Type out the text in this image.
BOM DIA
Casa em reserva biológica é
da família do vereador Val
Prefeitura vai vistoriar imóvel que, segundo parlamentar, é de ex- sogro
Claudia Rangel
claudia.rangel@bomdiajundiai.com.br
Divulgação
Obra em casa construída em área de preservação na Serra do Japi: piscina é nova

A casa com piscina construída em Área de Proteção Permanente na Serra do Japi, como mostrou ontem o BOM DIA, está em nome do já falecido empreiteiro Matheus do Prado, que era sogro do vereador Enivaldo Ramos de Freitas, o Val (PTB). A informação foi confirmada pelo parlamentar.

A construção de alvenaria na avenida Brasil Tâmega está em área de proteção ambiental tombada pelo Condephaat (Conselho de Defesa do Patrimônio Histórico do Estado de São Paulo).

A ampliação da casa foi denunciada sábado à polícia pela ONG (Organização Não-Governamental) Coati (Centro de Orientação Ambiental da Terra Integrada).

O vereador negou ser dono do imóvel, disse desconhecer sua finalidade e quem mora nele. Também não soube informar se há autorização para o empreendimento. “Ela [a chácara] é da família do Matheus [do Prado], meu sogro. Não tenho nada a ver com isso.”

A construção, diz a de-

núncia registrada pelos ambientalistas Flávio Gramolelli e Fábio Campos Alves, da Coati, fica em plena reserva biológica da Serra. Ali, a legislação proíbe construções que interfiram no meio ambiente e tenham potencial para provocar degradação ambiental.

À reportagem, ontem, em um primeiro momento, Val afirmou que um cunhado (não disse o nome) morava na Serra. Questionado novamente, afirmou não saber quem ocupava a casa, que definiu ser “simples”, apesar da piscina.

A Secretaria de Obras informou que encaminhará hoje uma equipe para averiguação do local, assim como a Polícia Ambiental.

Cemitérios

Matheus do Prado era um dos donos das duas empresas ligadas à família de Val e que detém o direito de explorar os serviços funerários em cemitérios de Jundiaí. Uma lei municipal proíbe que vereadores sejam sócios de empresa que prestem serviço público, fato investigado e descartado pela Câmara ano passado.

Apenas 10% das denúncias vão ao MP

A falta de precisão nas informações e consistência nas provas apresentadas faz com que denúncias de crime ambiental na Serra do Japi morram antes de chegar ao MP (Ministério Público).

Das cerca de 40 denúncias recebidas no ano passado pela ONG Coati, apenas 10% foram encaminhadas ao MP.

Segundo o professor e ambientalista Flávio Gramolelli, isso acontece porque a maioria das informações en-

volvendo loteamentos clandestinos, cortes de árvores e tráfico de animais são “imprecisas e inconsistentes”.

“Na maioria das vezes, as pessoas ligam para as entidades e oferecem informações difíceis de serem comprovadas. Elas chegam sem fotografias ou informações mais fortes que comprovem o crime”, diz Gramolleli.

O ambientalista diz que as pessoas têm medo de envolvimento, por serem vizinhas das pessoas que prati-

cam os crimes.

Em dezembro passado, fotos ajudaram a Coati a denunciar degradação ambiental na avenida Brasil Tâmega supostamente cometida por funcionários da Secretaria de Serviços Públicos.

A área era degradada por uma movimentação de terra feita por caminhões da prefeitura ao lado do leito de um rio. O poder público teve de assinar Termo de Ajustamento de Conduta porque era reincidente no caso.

TASK OBJECTIVE: Send back each record exactly as it stands.

WRITTEN REPLY:
Type out the text in this image.
BOM DIA
Casa em reserva biológica é
da família do vereador Val
Prefeitura vai vistoriar imóvel que, segundo parlamentar, é de ex- sogro
Claudia Rangel
claudia.rangel@bomdiajundiai.com.br
Divulgação
Obra em casa construída em área de preservação na Serra do Japi: piscina é nova

A casa com piscina construída em Área de Proteção Permanente na Serra do Japi, como mostrou ontem o BOM DIA, está em nome do já falecido empreiteiro Matheus do Prado, que era sogro do vereador Enivaldo Ramos de Freitas, o Val (PTB). A informação foi confirmada pelo parlamentar.

A construção de alvenaria na avenida Brasil Tâmega está em área de proteção ambiental tombada pelo Condephaat (Conselho de Defesa do Patrimônio Histórico do Estado de São Paulo).

A ampliação da casa foi denunciada sábado à polícia pela ONG (Organização Não-Governamental) Coati (Centro de Orientação Ambiental da Terra Integrada).

O vereador negou ser dono do imóvel, disse desconhecer sua finalidade e quem mora nele. Também não soube informar se há autorização para o empreendimento. “Ela [a chácara] é da família do Matheus [do Prado], meu sogro. Não tenho nada a ver com isso.”

A construção, diz a de-

núncia registrada pelos ambientalistas Flávio Gramolelli e Fábio Campos Alves, da Coati, fica em plena reserva biológica da Serra. Ali, a legislação proíbe construções que interfiram no meio ambiente e tenham potencial para provocar degradação ambiental.

À reportagem, ontem, em um primeiro momento, Val afirmou que um cunhado (não disse o nome) morava na Serra. Questionado novamente, afirmou não saber quem ocupava a casa, que definiu ser “simples”, apesar da piscina.

A Secretaria de Obras informou que encaminhará hoje uma equipe para averiguação do local, assim como a Polícia Ambiental.

Cemitérios

Matheus do Prado era um dos donos das duas empresas ligadas à família de Val e que detém o direito de explorar os serviços funerários em cemitérios de Jundiaí. Uma lei municipal proíbe que vereadores sejam sócios de empresa que prestem serviço público, fato investigado e descartado pela Câmara ano passado.

Apenas 10% das denúncias vão ao MP

A falta de precisão nas informações e consistência nas provas apresentadas faz com que denúncias de crime ambiental na Serra do Japi morram antes de chegar ao MP (Ministério Público).

Das cerca de 40 denúncias recebidas no ano passado pela ONG Coati, apenas 10% foram encaminhadas ao MP.

Segundo o professor e ambientalista Flávio Gramolelli, isso acontece porque a maioria das informações en-

volvendo loteamentos clandestinos, cortes de árvores e tráfico de animais são “imprecisas e inconsistentes”.

“Na maioria das vezes, as pessoas ligam para as entidades e oferecem informações difíceis de serem comprovadas. Elas chegam sem fotografias ou informações mais fortes que comprovem o crime”, diz Gramolleli.

O ambientalista diz que as pessoas têm medo de envolvimento, por serem vizinhas das pessoas que prati-

cam os crimes.

Em dezembro passado, fotos ajudaram a Coati a denunciar degradação ambiental na avenida Brasil Tâmega supostamente cometida por funcionários da Secretaria de Serviços Públicos.

A área era degradada por uma movimentação de terra feita por caminhões da prefeitura ao lado do leito de um rio. O poder público teve de assinar Termo de Ajustamento de Conduta porque era reincidente no caso.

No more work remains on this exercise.